(Data listing)
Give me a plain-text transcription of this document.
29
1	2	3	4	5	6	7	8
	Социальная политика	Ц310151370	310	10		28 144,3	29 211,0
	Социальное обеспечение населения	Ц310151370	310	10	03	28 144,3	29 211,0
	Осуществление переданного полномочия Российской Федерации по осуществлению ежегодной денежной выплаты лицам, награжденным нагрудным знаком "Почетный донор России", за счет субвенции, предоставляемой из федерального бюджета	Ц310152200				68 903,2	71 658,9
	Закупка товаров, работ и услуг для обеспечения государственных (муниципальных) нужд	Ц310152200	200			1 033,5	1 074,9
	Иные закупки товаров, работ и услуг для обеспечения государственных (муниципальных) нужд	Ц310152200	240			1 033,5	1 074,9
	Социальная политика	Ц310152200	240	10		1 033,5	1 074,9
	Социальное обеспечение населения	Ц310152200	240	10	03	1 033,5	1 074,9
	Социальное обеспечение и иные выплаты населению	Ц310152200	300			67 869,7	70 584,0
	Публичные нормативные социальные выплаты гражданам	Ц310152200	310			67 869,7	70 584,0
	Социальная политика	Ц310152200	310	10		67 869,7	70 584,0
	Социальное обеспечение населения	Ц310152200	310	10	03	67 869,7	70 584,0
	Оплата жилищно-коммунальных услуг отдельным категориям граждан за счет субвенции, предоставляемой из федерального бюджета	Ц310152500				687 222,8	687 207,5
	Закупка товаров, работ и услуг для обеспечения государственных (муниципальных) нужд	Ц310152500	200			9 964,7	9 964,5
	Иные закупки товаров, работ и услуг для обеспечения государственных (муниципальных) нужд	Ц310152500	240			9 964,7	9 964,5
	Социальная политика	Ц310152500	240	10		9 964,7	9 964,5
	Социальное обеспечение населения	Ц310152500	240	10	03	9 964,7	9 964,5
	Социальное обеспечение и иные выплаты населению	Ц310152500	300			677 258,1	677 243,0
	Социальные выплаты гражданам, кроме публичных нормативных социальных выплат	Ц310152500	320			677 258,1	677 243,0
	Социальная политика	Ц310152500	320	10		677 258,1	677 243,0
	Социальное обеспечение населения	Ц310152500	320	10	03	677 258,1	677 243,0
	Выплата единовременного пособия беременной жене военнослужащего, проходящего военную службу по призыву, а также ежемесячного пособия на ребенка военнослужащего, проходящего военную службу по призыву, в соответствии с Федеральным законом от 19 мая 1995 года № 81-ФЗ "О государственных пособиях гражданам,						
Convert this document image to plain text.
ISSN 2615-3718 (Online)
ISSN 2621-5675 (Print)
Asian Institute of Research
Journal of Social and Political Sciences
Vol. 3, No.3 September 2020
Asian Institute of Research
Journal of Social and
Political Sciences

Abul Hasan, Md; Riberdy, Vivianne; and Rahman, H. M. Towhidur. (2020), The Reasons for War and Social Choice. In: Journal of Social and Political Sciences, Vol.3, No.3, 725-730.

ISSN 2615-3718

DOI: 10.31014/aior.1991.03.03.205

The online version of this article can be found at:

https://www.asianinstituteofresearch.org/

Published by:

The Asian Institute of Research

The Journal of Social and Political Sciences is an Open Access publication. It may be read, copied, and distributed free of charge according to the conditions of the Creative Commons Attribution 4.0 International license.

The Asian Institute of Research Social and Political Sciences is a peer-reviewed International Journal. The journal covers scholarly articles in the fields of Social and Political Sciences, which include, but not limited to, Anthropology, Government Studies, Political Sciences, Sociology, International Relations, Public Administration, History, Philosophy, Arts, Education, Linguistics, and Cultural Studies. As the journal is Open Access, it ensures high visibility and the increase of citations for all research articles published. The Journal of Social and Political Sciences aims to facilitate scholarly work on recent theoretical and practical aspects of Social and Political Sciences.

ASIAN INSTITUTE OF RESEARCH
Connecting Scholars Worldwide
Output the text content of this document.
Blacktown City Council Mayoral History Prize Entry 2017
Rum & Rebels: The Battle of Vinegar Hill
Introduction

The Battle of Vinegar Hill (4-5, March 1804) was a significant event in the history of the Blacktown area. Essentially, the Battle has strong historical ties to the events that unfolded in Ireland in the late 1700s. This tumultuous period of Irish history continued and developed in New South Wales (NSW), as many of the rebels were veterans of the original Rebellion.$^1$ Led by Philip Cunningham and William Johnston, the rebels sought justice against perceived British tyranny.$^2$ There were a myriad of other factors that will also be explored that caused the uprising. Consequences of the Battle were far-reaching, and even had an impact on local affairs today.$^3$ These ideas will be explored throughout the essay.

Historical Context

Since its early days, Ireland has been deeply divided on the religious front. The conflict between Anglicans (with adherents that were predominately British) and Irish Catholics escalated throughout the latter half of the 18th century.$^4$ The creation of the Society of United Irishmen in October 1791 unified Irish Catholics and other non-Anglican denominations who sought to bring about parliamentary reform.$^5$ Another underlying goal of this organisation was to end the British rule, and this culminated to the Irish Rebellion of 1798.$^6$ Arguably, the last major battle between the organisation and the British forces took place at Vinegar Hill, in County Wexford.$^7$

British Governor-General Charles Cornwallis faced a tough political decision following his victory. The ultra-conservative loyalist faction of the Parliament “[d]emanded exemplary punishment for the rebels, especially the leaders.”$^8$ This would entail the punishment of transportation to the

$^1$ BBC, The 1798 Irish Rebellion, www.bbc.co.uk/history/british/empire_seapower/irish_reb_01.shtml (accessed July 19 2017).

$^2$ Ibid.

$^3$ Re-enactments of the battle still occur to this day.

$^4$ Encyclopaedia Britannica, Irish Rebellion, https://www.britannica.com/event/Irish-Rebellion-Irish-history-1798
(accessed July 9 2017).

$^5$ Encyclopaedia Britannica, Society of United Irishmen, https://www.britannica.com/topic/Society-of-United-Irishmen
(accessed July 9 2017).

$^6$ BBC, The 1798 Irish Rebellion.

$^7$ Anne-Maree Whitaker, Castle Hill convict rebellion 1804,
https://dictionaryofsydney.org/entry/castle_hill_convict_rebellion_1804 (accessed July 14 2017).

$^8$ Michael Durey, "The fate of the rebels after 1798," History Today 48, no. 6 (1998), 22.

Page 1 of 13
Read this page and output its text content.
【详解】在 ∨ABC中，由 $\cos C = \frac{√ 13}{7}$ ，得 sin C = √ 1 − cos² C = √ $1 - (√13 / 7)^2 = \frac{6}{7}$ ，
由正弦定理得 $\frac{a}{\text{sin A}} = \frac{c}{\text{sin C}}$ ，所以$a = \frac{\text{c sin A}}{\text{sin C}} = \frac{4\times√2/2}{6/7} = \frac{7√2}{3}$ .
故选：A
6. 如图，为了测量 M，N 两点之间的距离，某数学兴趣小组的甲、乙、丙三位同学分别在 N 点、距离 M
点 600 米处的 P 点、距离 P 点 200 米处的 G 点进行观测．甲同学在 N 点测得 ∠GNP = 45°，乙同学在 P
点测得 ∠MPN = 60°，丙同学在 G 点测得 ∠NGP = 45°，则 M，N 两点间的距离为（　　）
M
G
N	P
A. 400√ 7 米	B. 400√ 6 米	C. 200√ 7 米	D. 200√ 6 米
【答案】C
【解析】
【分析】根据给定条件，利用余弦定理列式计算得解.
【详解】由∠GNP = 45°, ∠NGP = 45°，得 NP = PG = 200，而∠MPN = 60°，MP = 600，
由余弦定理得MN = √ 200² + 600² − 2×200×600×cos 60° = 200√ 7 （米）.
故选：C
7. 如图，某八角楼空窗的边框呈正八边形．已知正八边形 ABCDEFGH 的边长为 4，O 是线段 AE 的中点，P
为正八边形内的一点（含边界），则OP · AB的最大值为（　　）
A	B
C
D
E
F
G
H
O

Exercise brief —
All the data must be duplicated exactly, with nothing added or removed.

Full response —
Give me a plain-text transcription of this document.
29
1	2	3	4	5	6	7	8
	Социальная политика	Ц310151370	310	10		28 144,3	29 211,0
	Социальное обеспечение населения	Ц310151370	310	10	03	28 144,3	29 211,0
	Осуществление переданного полномочия Российской Федерации по осуществлению ежегодной денежной выплаты лицам, награжденным нагрудным знаком "Почетный донор России", за счет субвенции, предоставляемой из федерального бюджета	Ц310152200				68 903,2	71 658,9
	Закупка товаров, работ и услуг для обеспечения государственных (муниципальных) нужд	Ц310152200	200			1 033,5	1 074,9
	Иные закупки товаров, работ и услуг для обеспечения государственных (муниципальных) нужд	Ц310152200	240			1 033,5	1 074,9
	Социальная политика	Ц310152200	240	10		1 033,5	1 074,9
	Социальное обеспечение населения	Ц310152200	240	10	03	1 033,5	1 074,9
	Социальное обеспечение и иные выплаты населению	Ц310152200	300			67 869,7	70 584,0
	Публичные нормативные социальные выплаты гражданам	Ц310152200	310			67 869,7	70 584,0
	Социальная политика	Ц310152200	310	10		67 869,7	70 584,0
	Социальное обеспечение населения	Ц310152200	310	10	03	67 869,7	70 584,0
	Оплата жилищно-коммунальных услуг отдельным категориям граждан за счет субвенции, предоставляемой из федерального бюджета	Ц310152500				687 222,8	687 207,5
	Закупка товаров, работ и услуг для обеспечения государственных (муниципальных) нужд	Ц310152500	200			9 964,7	9 964,5
	Иные закупки товаров, работ и услуг для обеспечения государственных (муниципальных) нужд	Ц310152500	240			9 964,7	9 964,5
	Социальная политика	Ц310152500	240	10		9 964,7	9 964,5
	Социальное обеспечение населения	Ц310152500	240	10	03	9 964,7	9 964,5
	Социальное обеспечение и иные выплаты населению	Ц310152500	300			677 258,1	677 243,0
	Социальные выплаты гражданам, кроме публичных нормативных социальных выплат	Ц310152500	320			677 258,1	677 243,0
	Социальная политика	Ц310152500	320	10		677 258,1	677 243,0
	Социальное обеспечение населения	Ц310152500	320	10	03	677 258,1	677 243,0
	Выплата единовременного пособия беременной жене военнослужащего, проходящего военную службу по призыву, а также ежемесячного пособия на ребенка военнослужащего, проходящего военную службу по призыву, в соответствии с Федеральным законом от 19 мая 1995 года № 81-ФЗ "О государственных пособиях гражданам,						
Convert this document image to plain text.
ISSN 2615-3718 (Online)
ISSN 2621-5675 (Print)
Asian Institute of Research
Journal of Social and Political Sciences
Vol. 3, No.3 September 2020
Asian Institute of Research
Journal of Social and
Political Sciences

Abul Hasan, Md; Riberdy, Vivianne; and Rahman, H. M. Towhidur. (2020), The Reasons for War and Social Choice. In: Journal of Social and Political Sciences, Vol.3, No.3, 725-730.

ISSN 2615-3718

DOI: 10.31014/aior.1991.03.03.205

The online version of this article can be found at:

https://www.asianinstituteofresearch.org/

Published by:

The Asian Institute of Research

The Journal of Social and Political Sciences is an Open Access publication. It may be read, copied, and distributed free of charge according to the conditions of the Creative Commons Attribution 4.0 International license.

The Asian Institute of Research Social and Political Sciences is a peer-reviewed International Journal. The journal covers scholarly articles in the fields of Social and Political Sciences, which include, but not limited to, Anthropology, Government Studies, Political Sciences, Sociology, International Relations, Public Administration, History, Philosophy, Arts, Education, Linguistics, and Cultural Studies. As the journal is Open Access, it ensures high visibility and the increase of citations for all research articles published. The Journal of Social and Political Sciences aims to facilitate scholarly work on recent theoretical and practical aspects of Social and Political Sciences.

ASIAN INSTITUTE OF RESEARCH
Connecting Scholars Worldwide
Output the text content of this document.
Blacktown City Council Mayoral History Prize Entry 2017
Rum & Rebels: The Battle of Vinegar Hill
Introduction

The Battle of Vinegar Hill (4-5, March 1804) was a significant event in the history of the Blacktown area. Essentially, the Battle has strong historical ties to the events that unfolded in Ireland in the late 1700s. This tumultuous period of Irish history continued and developed in New South Wales (NSW), as many of the rebels were veterans of the original Rebellion.$^1$ Led by Philip Cunningham and William Johnston, the rebels sought justice against perceived British tyranny.$^2$ There were a myriad of other factors that will also be explored that caused the uprising. Consequences of the Battle were far-reaching, and even had an impact on local affairs today.$^3$ These ideas will be explored throughout the essay.

Historical Context

Since its early days, Ireland has been deeply divided on the religious front. The conflict between Anglicans (with adherents that were predominately British) and Irish Catholics escalated throughout the latter half of the 18th century.$^4$ The creation of the Society of United Irishmen in October 1791 unified Irish Catholics and other non-Anglican denominations who sought to bring about parliamentary reform.$^5$ Another underlying goal of this organisation was to end the British rule, and this culminated to the Irish Rebellion of 1798.$^6$ Arguably, the last major battle between the organisation and the British forces took place at Vinegar Hill, in County Wexford.$^7$

British Governor-General Charles Cornwallis faced a tough political decision following his victory. The ultra-conservative loyalist faction of the Parliament “[d]emanded exemplary punishment for the rebels, especially the leaders.”$^8$ This would entail the punishment of transportation to the

$^1$ BBC, The 1798 Irish Rebellion, www.bbc.co.uk/history/british/empire_seapower/irish_reb_01.shtml (accessed July 19 2017).

$^2$ Ibid.

$^3$ Re-enactments of the battle still occur to this day.

$^4$ Encyclopaedia Britannica, Irish Rebellion, https://www.britannica.com/event/Irish-Rebellion-Irish-history-1798
(accessed July 9 2017).

$^5$ Encyclopaedia Britannica, Society of United Irishmen, https://www.britannica.com/topic/Society-of-United-Irishmen
(accessed July 9 2017).

$^6$ BBC, The 1798 Irish Rebellion.

$^7$ Anne-Maree Whitaker, Castle Hill convict rebellion 1804,
https://dictionaryofsydney.org/entry/castle_hill_convict_rebellion_1804 (accessed July 14 2017).

$^8$ Michael Durey, "The fate of the rebels after 1798," History Today 48, no. 6 (1998), 22.

Page 1 of 13
Read this page and output its text content.
【详解】在 ∨ABC中，由 $\cos C = \frac{√ 13}{7}$ ，得 sin C = √ 1 − cos² C = √ $1 - (√13 / 7)^2 = \frac{6}{7}$ ，
由正弦定理得 $\frac{a}{\text{sin A}} = \frac{c}{\text{sin C}}$ ，所以$a = \frac{\text{c sin A}}{\text{sin C}} = \frac{4\times√2/2}{6/7} = \frac{7√2}{3}$ .
故选：A
6. 如图，为了测量 M，N 两点之间的距离，某数学兴趣小组的甲、乙、丙三位同学分别在 N 点、距离 M
点 600 米处的 P 点、距离 P 点 200 米处的 G 点进行观测．甲同学在 N 点测得 ∠GNP = 45°，乙同学在 P
点测得 ∠MPN = 60°，丙同学在 G 点测得 ∠NGP = 45°，则 M，N 两点间的距离为（　　）
M
G
N	P
A. 400√ 7 米	B. 400√ 6 米	C. 200√ 7 米	D. 200√ 6 米
【答案】C
【解析】
【分析】根据给定条件，利用余弦定理列式计算得解.
【详解】由∠GNP = 45°, ∠NGP = 45°，得 NP = PG = 200，而∠MPN = 60°，MP = 600，
由余弦定理得MN = √ 200² + 600² − 2×200×600×cos 60° = 200√ 7 （米）.
故选：C
7. 如图，某八角楼空窗的边框呈正八边形．已知正八边形 ABCDEFGH 的边长为 4，O 是线段 AE 的中点，P
为正八边形内的一点（含边界），则OP · AB的最大值为（　　）
A	B
C
D
E
F
G
H
O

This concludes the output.